◆ **WHAT IS BEING ASKED**: Reproduce the entries verbatim, starting at the very beginning and stopping after the line that contains "The pedestal 109 is at (453, 413).".

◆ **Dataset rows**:
-----

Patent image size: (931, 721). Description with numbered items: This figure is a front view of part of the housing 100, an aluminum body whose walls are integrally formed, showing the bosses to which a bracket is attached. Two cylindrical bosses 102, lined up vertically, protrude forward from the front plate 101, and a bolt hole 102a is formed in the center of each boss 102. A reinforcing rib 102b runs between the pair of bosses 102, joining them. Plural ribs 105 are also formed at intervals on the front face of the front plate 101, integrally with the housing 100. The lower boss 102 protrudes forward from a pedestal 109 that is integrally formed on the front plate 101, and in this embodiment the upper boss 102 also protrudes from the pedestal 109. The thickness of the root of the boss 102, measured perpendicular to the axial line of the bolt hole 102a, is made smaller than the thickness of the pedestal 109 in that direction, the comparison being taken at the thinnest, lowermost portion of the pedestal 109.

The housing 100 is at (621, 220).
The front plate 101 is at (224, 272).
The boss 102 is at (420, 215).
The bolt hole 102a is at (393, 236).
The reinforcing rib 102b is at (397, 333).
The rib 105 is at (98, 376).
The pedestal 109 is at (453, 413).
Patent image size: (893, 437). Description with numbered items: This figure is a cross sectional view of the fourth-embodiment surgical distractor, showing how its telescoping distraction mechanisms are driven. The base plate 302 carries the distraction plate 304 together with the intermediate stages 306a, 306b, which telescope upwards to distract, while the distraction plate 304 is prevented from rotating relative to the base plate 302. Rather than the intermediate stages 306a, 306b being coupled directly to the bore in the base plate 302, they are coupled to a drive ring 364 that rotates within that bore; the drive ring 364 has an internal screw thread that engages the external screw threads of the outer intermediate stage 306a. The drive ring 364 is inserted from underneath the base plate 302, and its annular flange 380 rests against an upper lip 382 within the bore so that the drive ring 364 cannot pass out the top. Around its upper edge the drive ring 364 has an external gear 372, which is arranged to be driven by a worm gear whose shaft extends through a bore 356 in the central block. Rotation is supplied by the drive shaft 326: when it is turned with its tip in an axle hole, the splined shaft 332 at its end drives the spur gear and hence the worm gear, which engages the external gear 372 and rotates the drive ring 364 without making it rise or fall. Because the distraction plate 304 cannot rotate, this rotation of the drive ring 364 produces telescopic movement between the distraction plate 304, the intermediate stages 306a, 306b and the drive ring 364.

-----

◆ **TASK SOLUTION**:
Patent image size: (931, 721). Description with numbered items: This figure is a front view of part of the housing 100, an aluminum body whose walls are integrally formed, showing the bosses to which a bracket is attached. Two cylindrical bosses 102, lined up vertically, protrude forward from the front plate 101, and a bolt hole 102a is formed in the center of each boss 102. A reinforcing rib 102b runs between the pair of bosses 102, joining them. Plural ribs 105 are also formed at intervals on the front face of the front plate 101, integrally with the housing 100. The lower boss 102 protrudes forward from a pedestal 109 that is integrally formed on the front plate 101, and in this embodiment the upper boss 102 also protrudes from the pedestal 109. The thickness of the root of the boss 102, measured perpendicular to the axial line of the bolt hole 102a, is made smaller than the thickness of the pedestal 109 in that direction, the comparison being taken at the thinnest, lowermost portion of the pedestal 109.

The housing 100 is at (621, 220).
The front plate 101 is at (224, 272).
The boss 102 is at (420, 215).
The bolt hole 102a is at (393, 236).
The reinforcing rib 102b is at (397, 333).
The rib 105 is at (98, 376).
The pedestal 109 is at (453, 413).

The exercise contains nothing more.